**What you have to do**. Check the listing below for lines that hold "marker". How many are there? Please give only the number.

**Extracted information**.
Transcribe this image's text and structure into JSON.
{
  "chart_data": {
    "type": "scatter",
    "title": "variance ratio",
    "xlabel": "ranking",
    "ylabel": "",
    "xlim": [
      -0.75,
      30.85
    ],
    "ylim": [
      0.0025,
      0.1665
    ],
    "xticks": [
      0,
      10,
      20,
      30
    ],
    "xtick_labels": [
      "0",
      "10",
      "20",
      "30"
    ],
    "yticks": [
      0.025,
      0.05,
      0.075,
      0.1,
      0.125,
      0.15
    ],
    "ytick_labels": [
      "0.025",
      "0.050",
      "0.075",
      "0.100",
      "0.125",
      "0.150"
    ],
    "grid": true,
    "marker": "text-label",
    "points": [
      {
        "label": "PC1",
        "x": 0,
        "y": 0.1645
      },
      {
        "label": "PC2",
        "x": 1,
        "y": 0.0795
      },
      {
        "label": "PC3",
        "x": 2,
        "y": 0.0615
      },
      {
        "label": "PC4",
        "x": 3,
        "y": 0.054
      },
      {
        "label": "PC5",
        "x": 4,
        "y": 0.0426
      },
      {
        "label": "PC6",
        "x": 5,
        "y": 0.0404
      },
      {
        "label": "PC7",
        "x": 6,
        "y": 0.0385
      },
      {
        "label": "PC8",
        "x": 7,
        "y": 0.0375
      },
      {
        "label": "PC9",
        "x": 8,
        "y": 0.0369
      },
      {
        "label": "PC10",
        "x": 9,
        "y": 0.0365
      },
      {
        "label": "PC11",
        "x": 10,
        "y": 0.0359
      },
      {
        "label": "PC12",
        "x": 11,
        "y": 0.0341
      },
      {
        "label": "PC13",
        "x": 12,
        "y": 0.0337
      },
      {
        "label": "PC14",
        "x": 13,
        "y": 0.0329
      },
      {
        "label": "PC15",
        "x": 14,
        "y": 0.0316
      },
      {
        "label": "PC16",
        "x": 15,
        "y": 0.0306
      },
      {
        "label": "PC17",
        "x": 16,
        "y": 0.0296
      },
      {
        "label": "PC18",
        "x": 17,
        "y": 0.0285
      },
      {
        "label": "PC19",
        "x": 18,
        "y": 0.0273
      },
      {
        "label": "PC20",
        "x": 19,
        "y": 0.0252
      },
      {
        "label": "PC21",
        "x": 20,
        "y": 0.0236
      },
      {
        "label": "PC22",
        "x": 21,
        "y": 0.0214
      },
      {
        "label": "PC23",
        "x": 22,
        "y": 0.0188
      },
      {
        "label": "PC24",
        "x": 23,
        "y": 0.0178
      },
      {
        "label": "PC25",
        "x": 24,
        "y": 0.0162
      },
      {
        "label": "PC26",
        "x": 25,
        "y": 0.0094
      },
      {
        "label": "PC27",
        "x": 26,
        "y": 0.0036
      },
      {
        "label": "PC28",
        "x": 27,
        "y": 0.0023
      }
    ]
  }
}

* * *

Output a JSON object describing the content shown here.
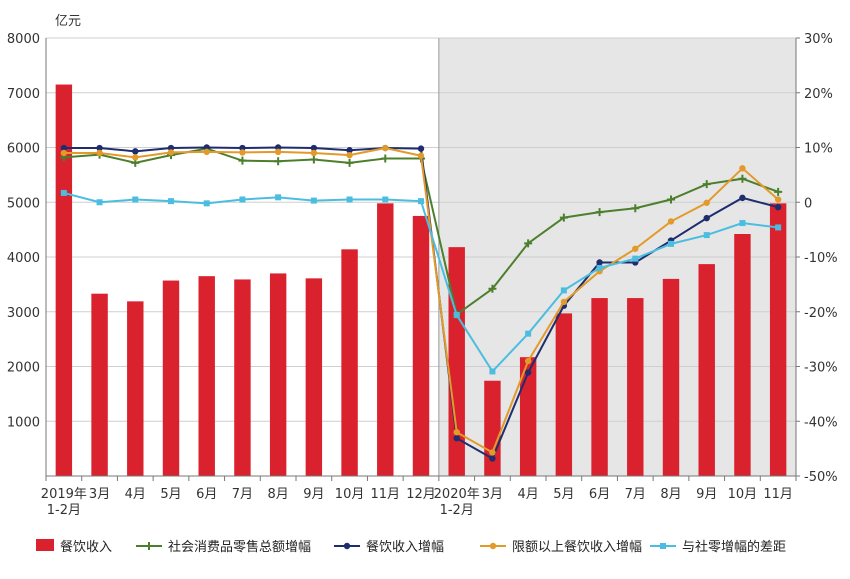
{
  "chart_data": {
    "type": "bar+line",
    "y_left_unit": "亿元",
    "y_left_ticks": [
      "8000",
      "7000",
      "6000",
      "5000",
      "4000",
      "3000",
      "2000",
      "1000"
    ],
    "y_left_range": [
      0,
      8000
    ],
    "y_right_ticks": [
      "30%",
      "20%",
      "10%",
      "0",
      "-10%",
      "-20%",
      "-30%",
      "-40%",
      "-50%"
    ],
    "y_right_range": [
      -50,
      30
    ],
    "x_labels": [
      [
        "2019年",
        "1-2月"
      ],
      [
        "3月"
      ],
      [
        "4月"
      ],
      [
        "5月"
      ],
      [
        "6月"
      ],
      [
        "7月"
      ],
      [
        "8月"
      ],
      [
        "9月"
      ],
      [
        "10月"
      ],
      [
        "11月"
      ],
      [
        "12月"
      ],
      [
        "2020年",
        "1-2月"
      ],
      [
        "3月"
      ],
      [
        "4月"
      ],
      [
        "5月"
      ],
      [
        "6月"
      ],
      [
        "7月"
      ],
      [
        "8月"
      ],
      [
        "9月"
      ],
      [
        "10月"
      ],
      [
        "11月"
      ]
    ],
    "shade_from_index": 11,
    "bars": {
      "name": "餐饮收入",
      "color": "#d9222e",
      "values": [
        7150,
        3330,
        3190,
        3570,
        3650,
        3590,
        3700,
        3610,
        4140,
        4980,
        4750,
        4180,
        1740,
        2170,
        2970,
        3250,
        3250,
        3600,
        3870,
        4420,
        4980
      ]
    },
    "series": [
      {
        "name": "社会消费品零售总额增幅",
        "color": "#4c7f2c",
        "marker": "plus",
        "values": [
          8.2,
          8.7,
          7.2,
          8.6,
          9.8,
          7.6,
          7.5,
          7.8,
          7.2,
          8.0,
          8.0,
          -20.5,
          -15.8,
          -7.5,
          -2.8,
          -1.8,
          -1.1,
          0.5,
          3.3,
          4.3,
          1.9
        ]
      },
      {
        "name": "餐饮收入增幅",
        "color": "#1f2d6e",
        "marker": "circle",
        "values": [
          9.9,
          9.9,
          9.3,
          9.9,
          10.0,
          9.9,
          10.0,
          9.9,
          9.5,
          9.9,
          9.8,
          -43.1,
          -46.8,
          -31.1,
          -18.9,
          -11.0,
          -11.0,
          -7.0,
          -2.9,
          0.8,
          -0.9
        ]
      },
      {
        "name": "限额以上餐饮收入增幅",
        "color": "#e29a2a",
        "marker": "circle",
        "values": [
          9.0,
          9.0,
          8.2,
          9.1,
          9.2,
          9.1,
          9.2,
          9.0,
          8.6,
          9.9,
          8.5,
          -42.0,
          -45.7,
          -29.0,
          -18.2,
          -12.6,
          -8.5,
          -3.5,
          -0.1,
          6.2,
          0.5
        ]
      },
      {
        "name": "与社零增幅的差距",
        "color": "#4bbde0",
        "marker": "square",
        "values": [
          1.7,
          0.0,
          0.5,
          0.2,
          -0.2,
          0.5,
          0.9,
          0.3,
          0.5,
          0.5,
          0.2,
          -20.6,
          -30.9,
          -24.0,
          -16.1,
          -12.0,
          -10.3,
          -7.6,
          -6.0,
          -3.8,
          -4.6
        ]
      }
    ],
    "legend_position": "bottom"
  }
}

**Expected output**. 5